- _Written exercise_: Extract every line of the items below that contains the word "Mobile".

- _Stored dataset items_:
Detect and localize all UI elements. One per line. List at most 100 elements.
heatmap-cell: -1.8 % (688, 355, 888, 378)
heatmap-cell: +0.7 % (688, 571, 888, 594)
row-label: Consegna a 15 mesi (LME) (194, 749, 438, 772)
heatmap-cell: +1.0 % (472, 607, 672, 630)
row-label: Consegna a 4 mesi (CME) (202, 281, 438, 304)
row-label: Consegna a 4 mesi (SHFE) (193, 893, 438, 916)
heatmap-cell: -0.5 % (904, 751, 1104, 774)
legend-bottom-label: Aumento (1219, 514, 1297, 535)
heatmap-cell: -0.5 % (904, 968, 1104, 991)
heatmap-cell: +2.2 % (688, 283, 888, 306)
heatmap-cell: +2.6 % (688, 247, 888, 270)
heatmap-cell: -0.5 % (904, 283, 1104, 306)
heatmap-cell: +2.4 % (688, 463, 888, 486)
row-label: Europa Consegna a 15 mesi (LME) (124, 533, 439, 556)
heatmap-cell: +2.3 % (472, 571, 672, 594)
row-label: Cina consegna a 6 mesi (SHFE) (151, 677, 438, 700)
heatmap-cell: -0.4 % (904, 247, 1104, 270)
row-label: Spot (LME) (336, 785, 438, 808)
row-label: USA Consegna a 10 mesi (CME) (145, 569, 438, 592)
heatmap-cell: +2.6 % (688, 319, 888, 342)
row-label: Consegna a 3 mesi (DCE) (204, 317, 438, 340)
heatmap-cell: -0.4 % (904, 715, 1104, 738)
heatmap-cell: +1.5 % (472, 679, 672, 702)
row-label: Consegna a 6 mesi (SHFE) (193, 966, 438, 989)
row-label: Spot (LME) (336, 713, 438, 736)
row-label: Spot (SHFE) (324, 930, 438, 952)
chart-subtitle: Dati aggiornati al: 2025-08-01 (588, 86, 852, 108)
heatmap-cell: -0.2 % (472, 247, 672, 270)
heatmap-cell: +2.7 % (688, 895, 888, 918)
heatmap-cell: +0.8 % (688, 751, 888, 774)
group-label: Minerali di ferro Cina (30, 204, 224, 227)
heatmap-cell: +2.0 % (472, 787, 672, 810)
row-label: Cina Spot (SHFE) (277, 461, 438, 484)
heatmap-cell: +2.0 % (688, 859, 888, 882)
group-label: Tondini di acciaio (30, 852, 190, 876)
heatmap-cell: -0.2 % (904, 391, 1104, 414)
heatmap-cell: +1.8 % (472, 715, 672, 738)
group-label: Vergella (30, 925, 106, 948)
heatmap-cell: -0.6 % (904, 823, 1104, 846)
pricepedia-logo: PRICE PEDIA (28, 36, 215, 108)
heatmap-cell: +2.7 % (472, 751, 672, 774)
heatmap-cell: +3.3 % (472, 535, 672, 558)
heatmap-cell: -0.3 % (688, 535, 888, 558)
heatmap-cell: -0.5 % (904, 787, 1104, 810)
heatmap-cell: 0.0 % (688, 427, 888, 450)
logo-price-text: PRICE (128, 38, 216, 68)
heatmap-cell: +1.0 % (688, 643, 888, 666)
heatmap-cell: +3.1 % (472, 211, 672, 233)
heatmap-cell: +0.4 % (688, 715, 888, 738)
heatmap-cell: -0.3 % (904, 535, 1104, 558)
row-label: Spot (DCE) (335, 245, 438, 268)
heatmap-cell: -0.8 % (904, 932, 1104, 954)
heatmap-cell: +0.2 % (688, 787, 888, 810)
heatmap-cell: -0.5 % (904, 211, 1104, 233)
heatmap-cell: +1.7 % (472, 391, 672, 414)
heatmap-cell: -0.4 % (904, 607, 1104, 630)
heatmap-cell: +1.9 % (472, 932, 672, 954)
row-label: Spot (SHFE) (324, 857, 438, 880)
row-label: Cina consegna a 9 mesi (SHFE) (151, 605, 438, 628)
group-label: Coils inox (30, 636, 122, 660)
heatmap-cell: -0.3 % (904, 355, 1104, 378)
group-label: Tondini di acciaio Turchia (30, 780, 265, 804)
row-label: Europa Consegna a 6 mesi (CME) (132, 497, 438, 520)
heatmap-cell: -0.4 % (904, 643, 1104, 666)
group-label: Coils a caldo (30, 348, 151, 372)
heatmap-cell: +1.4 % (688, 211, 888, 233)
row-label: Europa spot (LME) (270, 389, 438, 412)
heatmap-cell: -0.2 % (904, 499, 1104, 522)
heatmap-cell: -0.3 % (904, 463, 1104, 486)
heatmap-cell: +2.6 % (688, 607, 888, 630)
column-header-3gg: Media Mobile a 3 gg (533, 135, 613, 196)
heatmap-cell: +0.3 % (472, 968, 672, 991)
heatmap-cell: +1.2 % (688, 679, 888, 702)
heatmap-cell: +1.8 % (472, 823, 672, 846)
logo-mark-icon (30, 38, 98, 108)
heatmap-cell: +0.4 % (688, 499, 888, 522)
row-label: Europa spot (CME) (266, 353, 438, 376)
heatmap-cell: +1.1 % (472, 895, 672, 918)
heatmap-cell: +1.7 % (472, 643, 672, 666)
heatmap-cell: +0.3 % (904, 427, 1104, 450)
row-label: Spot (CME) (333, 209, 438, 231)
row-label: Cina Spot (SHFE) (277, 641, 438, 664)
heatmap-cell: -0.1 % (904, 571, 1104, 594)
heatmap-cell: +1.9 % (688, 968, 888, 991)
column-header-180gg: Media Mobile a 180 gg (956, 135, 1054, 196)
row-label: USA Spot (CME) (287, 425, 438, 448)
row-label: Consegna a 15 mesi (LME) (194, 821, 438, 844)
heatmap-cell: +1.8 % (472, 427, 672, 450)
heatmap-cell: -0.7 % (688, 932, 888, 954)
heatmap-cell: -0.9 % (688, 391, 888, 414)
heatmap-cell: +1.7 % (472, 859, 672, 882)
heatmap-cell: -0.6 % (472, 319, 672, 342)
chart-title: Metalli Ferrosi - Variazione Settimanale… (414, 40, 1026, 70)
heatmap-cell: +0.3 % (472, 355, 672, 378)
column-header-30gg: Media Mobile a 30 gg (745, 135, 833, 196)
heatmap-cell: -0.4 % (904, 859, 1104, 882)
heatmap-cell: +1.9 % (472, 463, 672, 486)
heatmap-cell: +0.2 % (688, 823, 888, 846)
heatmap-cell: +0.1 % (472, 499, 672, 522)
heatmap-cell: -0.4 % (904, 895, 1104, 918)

- _Exercise output_:
column-header-3gg: Media Mobile a 3 gg (533, 135, 613, 196)
column-header-180gg: Media Mobile a 180 gg (956, 135, 1054, 196)
column-header-30gg: Media Mobile a 30 gg (745, 135, 833, 196)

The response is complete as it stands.